**TASK INSTRUCTIONS**.
List each line in which the string "this" appears.

Collected data:

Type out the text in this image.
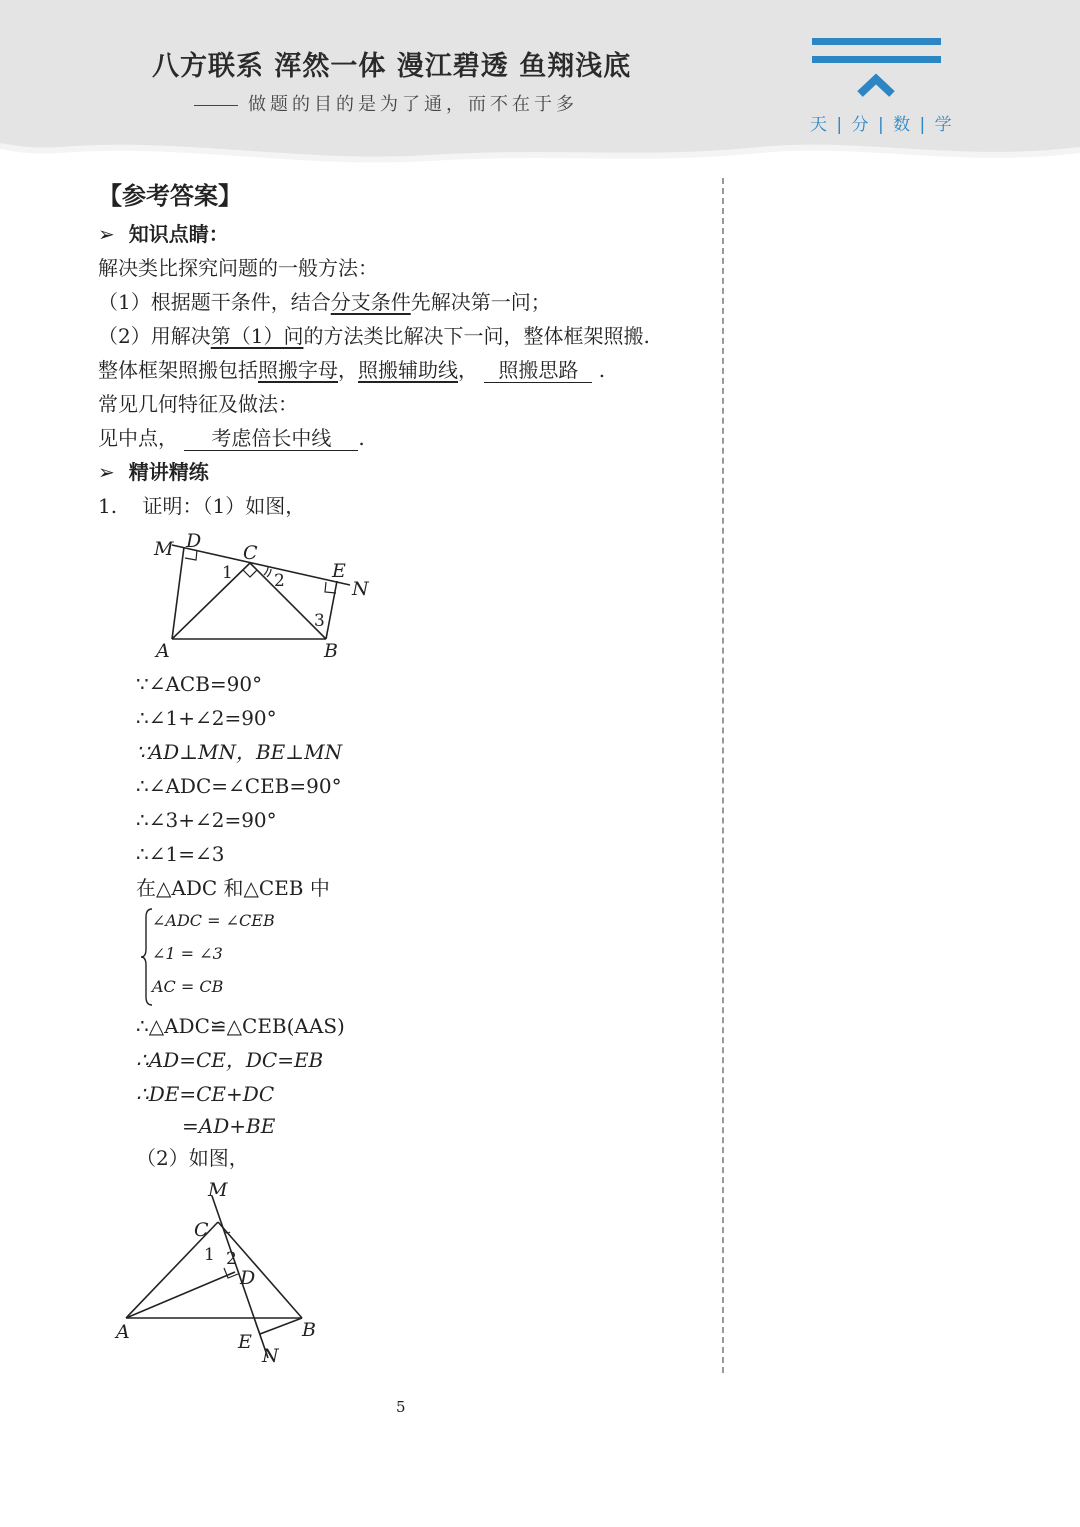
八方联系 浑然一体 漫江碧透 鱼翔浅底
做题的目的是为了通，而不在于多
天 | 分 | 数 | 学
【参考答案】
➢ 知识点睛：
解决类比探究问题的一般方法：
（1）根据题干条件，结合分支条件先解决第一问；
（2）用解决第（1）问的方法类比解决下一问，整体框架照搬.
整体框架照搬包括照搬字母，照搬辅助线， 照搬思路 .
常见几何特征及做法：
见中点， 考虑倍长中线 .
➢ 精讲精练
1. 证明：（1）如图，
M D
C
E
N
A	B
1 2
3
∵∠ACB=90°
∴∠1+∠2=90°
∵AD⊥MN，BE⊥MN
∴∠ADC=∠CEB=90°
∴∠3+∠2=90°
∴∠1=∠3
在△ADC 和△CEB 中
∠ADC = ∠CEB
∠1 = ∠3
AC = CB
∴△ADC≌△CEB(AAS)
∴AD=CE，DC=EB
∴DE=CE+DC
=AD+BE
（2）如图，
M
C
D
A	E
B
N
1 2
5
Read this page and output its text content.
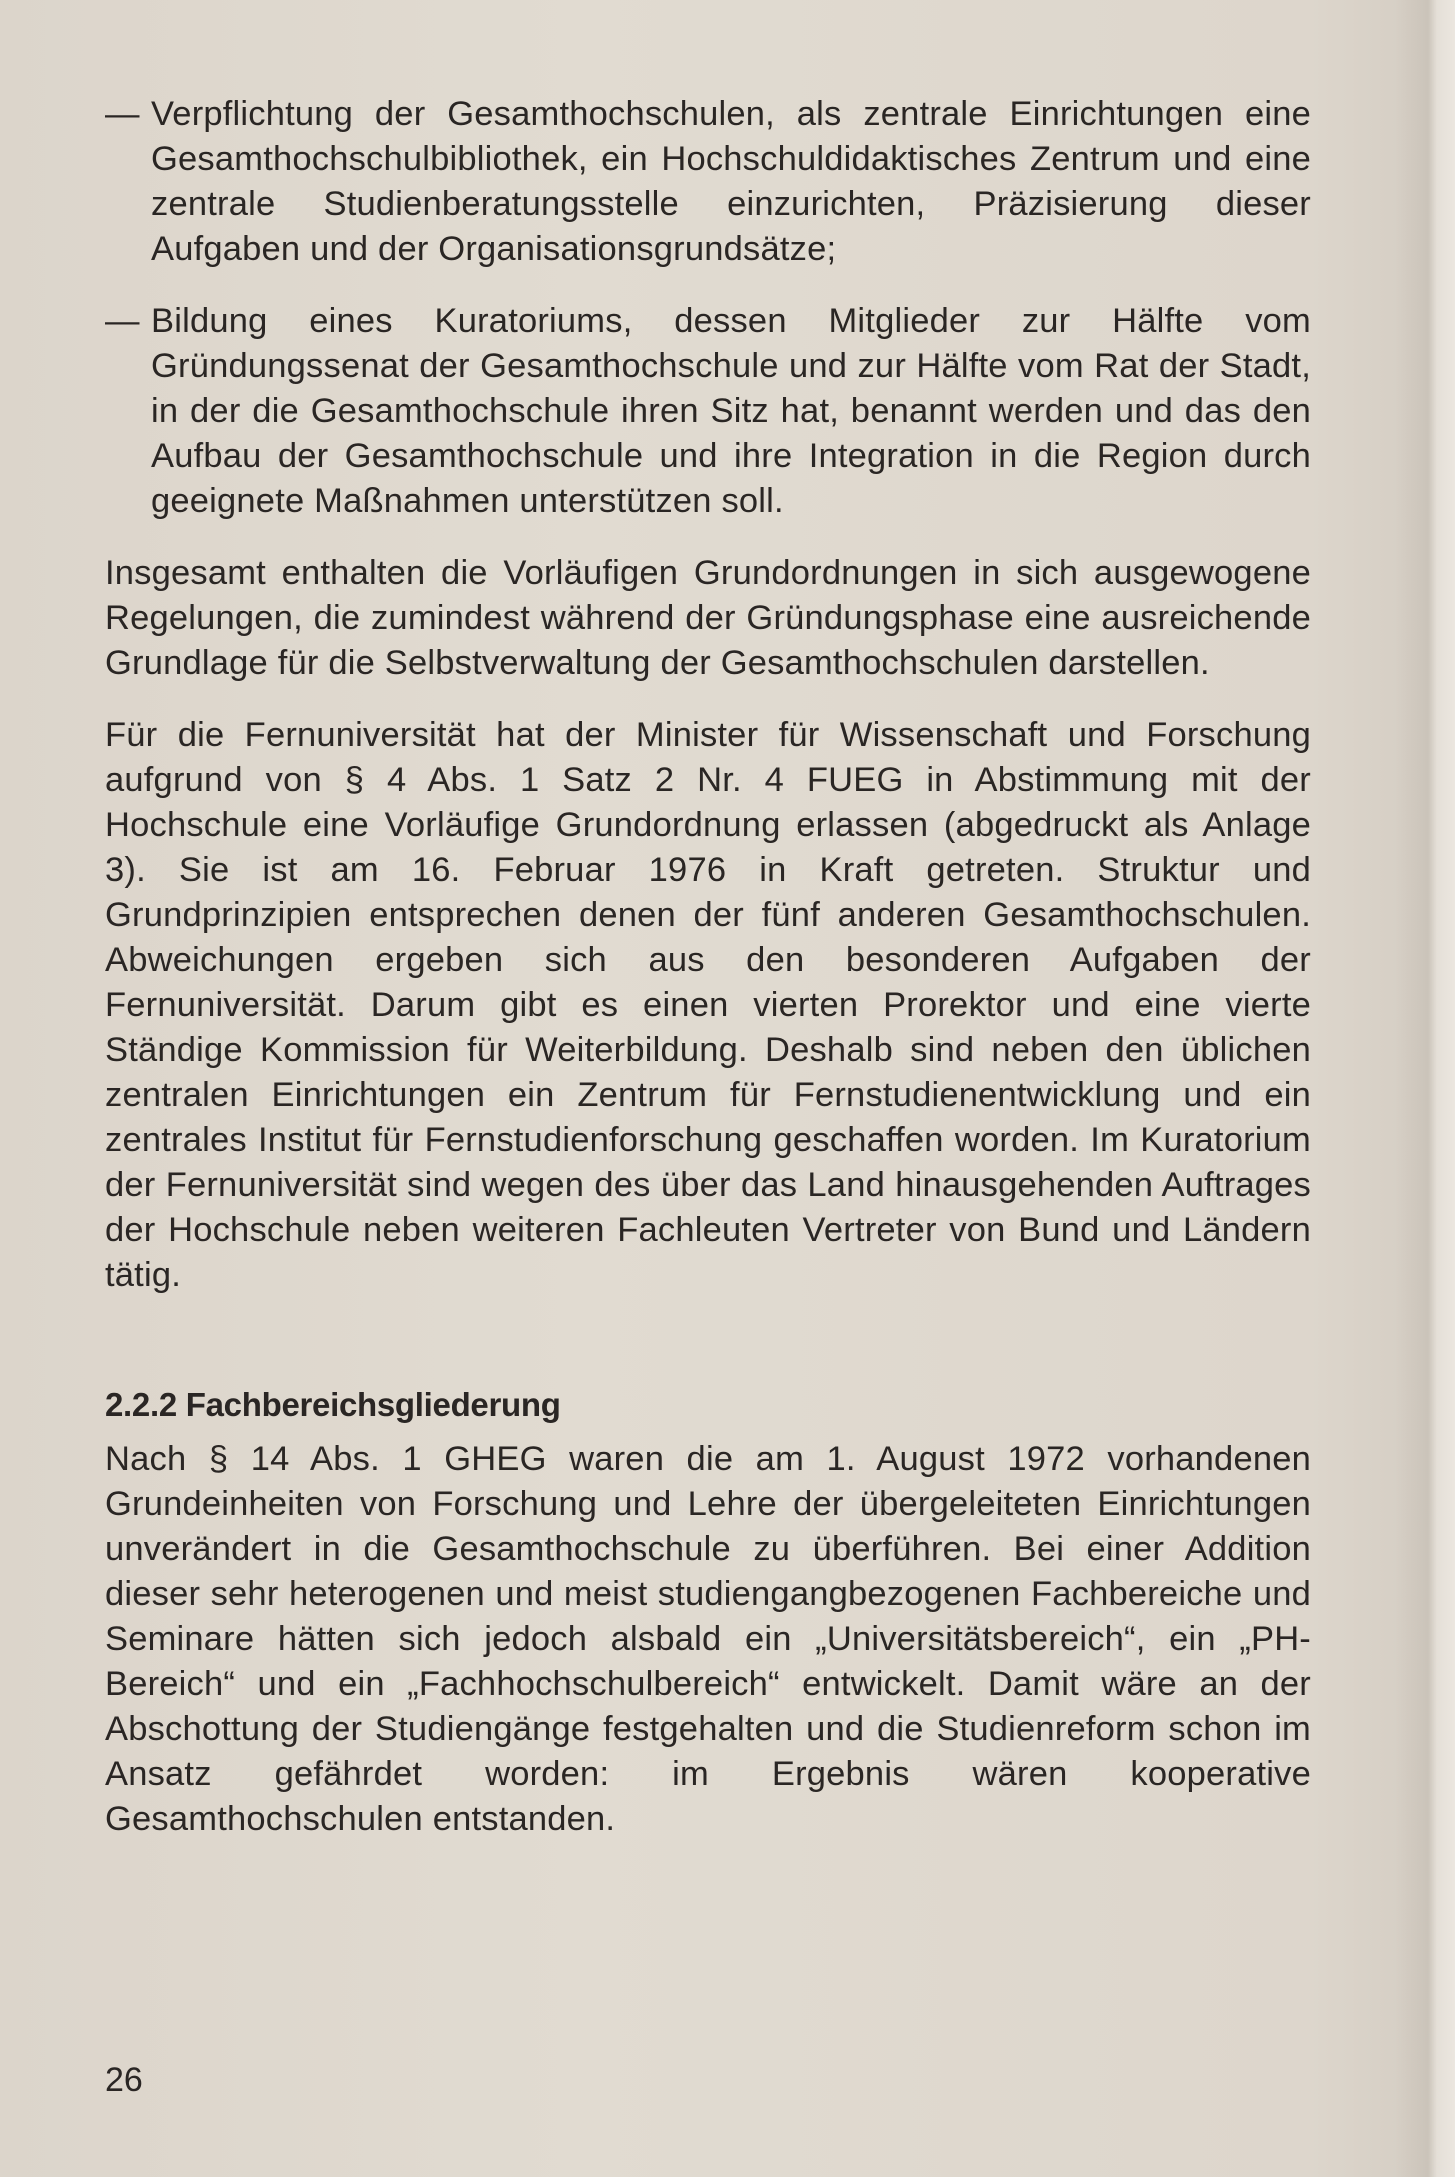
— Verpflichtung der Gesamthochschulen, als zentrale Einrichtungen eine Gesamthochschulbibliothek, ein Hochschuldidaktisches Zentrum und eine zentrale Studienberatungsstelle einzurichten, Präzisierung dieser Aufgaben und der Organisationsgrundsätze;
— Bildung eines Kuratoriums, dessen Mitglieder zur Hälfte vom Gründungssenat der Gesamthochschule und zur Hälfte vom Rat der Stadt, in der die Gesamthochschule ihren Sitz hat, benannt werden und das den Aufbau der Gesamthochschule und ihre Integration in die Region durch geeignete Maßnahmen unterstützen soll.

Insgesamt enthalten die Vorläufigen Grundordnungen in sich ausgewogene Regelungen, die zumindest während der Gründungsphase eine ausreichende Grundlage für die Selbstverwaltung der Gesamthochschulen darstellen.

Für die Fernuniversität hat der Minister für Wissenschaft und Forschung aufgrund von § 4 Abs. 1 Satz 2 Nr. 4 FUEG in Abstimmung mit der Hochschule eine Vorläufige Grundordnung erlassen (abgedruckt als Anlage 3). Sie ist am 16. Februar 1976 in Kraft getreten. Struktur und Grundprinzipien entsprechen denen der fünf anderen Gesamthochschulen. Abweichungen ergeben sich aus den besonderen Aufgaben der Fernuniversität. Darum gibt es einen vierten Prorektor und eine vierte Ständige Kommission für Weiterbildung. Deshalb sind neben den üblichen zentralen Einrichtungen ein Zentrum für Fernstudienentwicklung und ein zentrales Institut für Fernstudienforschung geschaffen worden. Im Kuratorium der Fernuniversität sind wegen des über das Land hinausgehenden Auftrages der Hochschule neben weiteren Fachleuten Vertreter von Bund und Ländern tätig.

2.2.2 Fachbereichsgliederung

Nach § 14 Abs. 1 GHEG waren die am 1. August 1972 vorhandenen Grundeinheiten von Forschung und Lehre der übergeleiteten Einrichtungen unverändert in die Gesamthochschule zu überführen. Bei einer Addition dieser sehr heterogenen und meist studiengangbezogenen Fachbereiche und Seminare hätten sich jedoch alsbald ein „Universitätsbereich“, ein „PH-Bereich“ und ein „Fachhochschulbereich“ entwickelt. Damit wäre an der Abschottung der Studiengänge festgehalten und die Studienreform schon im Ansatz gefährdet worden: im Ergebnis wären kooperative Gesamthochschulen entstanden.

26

**OUTPUT OF THE TASK**.
Type out the text in this image.
Read this page and output its text content.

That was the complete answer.